---- THE INPUT
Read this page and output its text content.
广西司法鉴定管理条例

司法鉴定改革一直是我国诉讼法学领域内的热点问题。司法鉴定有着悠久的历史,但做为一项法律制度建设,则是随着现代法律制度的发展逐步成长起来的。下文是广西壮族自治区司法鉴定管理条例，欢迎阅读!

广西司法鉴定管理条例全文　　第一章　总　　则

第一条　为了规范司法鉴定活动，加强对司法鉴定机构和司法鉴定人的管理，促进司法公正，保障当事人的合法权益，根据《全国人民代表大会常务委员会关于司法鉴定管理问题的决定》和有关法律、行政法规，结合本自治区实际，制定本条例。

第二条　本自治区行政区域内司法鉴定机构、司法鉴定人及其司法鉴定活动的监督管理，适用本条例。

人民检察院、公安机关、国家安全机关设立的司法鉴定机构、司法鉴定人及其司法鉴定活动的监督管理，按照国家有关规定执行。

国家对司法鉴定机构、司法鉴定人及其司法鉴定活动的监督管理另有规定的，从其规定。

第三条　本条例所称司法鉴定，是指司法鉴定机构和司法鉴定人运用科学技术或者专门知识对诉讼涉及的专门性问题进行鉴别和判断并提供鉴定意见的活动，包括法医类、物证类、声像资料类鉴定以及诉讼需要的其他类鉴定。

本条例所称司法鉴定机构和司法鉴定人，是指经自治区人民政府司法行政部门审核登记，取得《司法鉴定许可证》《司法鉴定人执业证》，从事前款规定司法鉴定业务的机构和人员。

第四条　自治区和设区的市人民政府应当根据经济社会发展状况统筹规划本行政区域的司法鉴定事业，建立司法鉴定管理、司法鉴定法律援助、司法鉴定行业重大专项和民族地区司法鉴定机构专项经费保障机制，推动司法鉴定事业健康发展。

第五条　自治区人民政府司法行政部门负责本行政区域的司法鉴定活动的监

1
--------
TASK GOAL: Copy every line of the material, please, keeping it exactly the same.

EXERCISE RESPONSE:
Read this page and output its text content.
广西司法鉴定管理条例

司法鉴定改革一直是我国诉讼法学领域内的热点问题。司法鉴定有着悠久的历史,但做为一项法律制度建设,则是随着现代法律制度的发展逐步成长起来的。下文是广西壮族自治区司法鉴定管理条例，欢迎阅读!

广西司法鉴定管理条例全文　　第一章　总　　则

第一条　为了规范司法鉴定活动，加强对司法鉴定机构和司法鉴定人的管理，促进司法公正，保障当事人的合法权益，根据《全国人民代表大会常务委员会关于司法鉴定管理问题的决定》和有关法律、行政法规，结合本自治区实际，制定本条例。

第二条　本自治区行政区域内司法鉴定机构、司法鉴定人及其司法鉴定活动的监督管理，适用本条例。

人民检察院、公安机关、国家安全机关设立的司法鉴定机构、司法鉴定人及其司法鉴定活动的监督管理，按照国家有关规定执行。

国家对司法鉴定机构、司法鉴定人及其司法鉴定活动的监督管理另有规定的，从其规定。

第三条　本条例所称司法鉴定，是指司法鉴定机构和司法鉴定人运用科学技术或者专门知识对诉讼涉及的专门性问题进行鉴别和判断并提供鉴定意见的活动，包括法医类、物证类、声像资料类鉴定以及诉讼需要的其他类鉴定。

本条例所称司法鉴定机构和司法鉴定人，是指经自治区人民政府司法行政部门审核登记，取得《司法鉴定许可证》《司法鉴定人执业证》，从事前款规定司法鉴定业务的机构和人员。

第四条　自治区和设区的市人民政府应当根据经济社会发展状况统筹规划本行政区域的司法鉴定事业，建立司法鉴定管理、司法鉴定法律援助、司法鉴定行业重大专项和民族地区司法鉴定机构专项经费保障机制，推动司法鉴定事业健康发展。

第五条　自治区人民政府司法行政部门负责本行政区域的司法鉴定活动的监

1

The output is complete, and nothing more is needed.